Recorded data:

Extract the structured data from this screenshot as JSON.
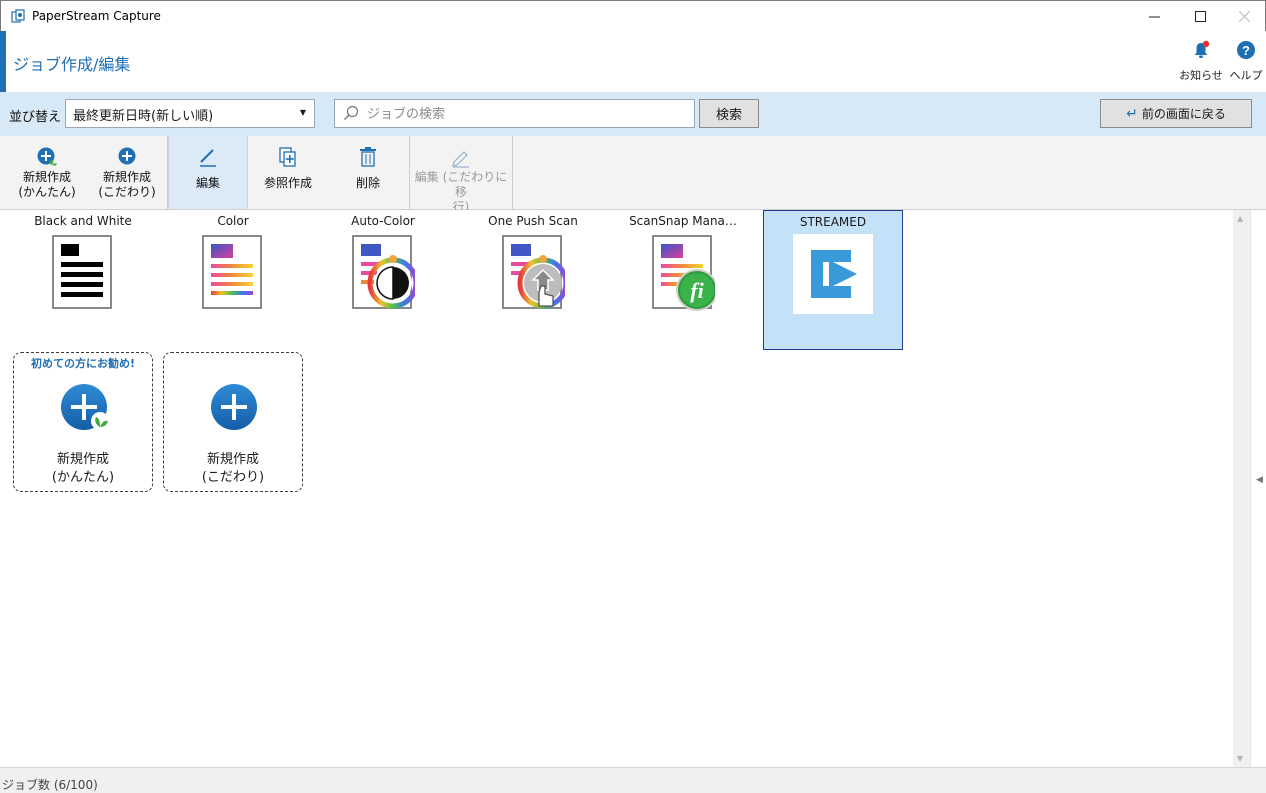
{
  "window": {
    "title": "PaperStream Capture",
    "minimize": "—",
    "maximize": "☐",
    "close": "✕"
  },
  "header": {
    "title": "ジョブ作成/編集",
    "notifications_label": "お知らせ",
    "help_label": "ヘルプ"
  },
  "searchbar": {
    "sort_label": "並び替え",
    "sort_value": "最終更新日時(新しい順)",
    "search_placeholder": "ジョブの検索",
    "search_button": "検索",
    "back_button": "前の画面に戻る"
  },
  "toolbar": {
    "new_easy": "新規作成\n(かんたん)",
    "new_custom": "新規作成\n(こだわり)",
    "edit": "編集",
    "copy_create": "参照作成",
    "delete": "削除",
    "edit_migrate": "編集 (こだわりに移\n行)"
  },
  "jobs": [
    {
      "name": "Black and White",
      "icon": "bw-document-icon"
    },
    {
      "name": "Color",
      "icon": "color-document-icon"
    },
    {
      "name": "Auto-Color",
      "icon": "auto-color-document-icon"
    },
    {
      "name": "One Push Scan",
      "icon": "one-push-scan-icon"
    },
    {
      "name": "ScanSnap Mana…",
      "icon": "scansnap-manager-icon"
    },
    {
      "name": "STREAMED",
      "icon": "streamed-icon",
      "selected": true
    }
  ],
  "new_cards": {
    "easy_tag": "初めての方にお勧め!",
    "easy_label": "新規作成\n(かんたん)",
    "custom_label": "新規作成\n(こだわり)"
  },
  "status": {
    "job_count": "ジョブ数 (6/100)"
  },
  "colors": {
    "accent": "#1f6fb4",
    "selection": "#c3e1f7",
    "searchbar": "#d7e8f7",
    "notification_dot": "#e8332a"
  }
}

**Given problem:** Return all the lines that contain the string "title".

**Written solution:**
    "title": "PaperStream Capture",
    "title": "ジョブ作成/編集",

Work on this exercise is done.